What you will do:
Write the records below out in full, character for character, with no pictures.

Figure record extracts
_ _ _ _ _ _ _

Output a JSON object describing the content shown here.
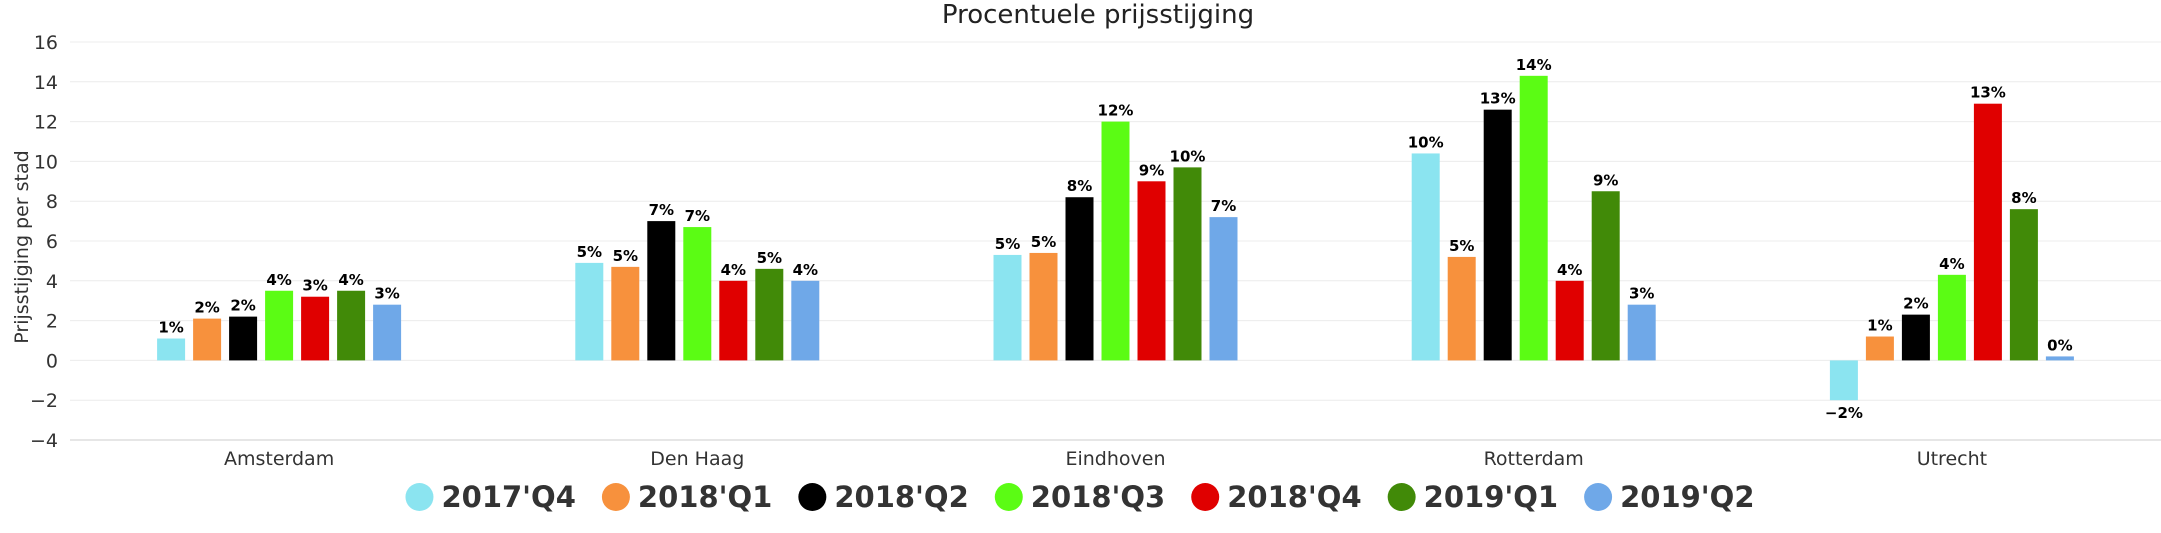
{
  "chart_data": {
    "type": "bar",
    "title": "Procentuele prijsstijging",
    "xlabel": "",
    "ylabel": "Prijsstijging per stad",
    "ylim": [
      -4,
      16
    ],
    "yticks": [
      -4,
      -2,
      0,
      2,
      4,
      6,
      8,
      10,
      12,
      14,
      16
    ],
    "grid": true,
    "legend": "bottom",
    "categories": [
      "Amsterdam",
      "Den Haag",
      "Eindhoven",
      "Rotterdam",
      "Utrecht"
    ],
    "series": [
      {
        "name": "2017'Q4",
        "color": "#8be4f0",
        "values": [
          1.1,
          4.9,
          5.3,
          10.4,
          -2.0
        ],
        "labels": [
          "1%",
          "5%",
          "5%",
          "10%",
          "-2%"
        ]
      },
      {
        "name": "2018'Q1",
        "color": "#f7913d",
        "values": [
          2.1,
          4.7,
          5.4,
          5.2,
          1.2
        ],
        "labels": [
          "2%",
          "5%",
          "5%",
          "5%",
          "1%"
        ]
      },
      {
        "name": "2018'Q2",
        "color": "#000000",
        "values": [
          2.2,
          7.0,
          8.2,
          12.6,
          2.3
        ],
        "labels": [
          "2%",
          "7%",
          "8%",
          "13%",
          "2%"
        ]
      },
      {
        "name": "2018'Q3",
        "color": "#5bfc14",
        "values": [
          3.5,
          6.7,
          12.0,
          14.3,
          4.3
        ],
        "labels": [
          "4%",
          "7%",
          "12%",
          "14%",
          "4%"
        ]
      },
      {
        "name": "2018'Q4",
        "color": "#e00000",
        "values": [
          3.2,
          4.0,
          9.0,
          4.0,
          12.9
        ],
        "labels": [
          "3%",
          "4%",
          "9%",
          "4%",
          "13%"
        ]
      },
      {
        "name": "2019'Q1",
        "color": "#418a08",
        "values": [
          3.5,
          4.6,
          9.7,
          8.5,
          7.6
        ],
        "labels": [
          "4%",
          "5%",
          "10%",
          "9%",
          "8%"
        ]
      },
      {
        "name": "2019'Q2",
        "color": "#6fa8e8",
        "values": [
          2.8,
          4.0,
          7.2,
          2.8,
          0.2
        ],
        "labels": [
          "3%",
          "4%",
          "7%",
          "3%",
          "0%"
        ]
      }
    ]
  }
}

_ _ _ _ _ _ _

Finished answer:
Output a JSON object describing the content shown here.
{
  "chart_data": {
    "type": "bar",
    "title": "Procentuele prijsstijging",
    "xlabel": "",
    "ylabel": "Prijsstijging per stad",
    "ylim": [
      -4,
      16
    ],
    "yticks": [
      -4,
      -2,
      0,
      2,
      4,
      6,
      8,
      10,
      12,
      14,
      16
    ],
    "grid": true,
    "legend": "bottom",
    "categories": [
      "Amsterdam",
      "Den Haag",
      "Eindhoven",
      "Rotterdam",
      "Utrecht"
    ],
    "series": [
      {
        "name": "2017'Q4",
        "color": "#8be4f0",
        "values": [
          1.1,
          4.9,
          5.3,
          10.4,
          -2.0
        ],
        "labels": [
          "1%",
          "5%",
          "5%",
          "10%",
          "-2%"
        ]
      },
      {
        "name": "2018'Q1",
        "color": "#f7913d",
        "values": [
          2.1,
          4.7,
          5.4,
          5.2,
          1.2
        ],
        "labels": [
          "2%",
          "5%",
          "5%",
          "5%",
          "1%"
        ]
      },
      {
        "name": "2018'Q2",
        "color": "#000000",
        "values": [
          2.2,
          7.0,
          8.2,
          12.6,
          2.3
        ],
        "labels": [
          "2%",
          "7%",
          "8%",
          "13%",
          "2%"
        ]
      },
      {
        "name": "2018'Q3",
        "color": "#5bfc14",
        "values": [
          3.5,
          6.7,
          12.0,
          14.3,
          4.3
        ],
        "labels": [
          "4%",
          "7%",
          "12%",
          "14%",
          "4%"
        ]
      },
      {
        "name": "2018'Q4",
        "color": "#e00000",
        "values": [
          3.2,
          4.0,
          9.0,
          4.0,
          12.9
        ],
        "labels": [
          "3%",
          "4%",
          "9%",
          "4%",
          "13%"
        ]
      },
      {
        "name": "2019'Q1",
        "color": "#418a08",
        "values": [
          3.5,
          4.6,
          9.7,
          8.5,
          7.6
        ],
        "labels": [
          "4%",
          "5%",
          "10%",
          "9%",
          "8%"
        ]
      },
      {
        "name": "2019'Q2",
        "color": "#6fa8e8",
        "values": [
          2.8,
          4.0,
          7.2,
          2.8,
          0.2
        ],
        "labels": [
          "3%",
          "4%",
          "7%",
          "3%",
          "0%"
        ]
      }
    ]
  }
}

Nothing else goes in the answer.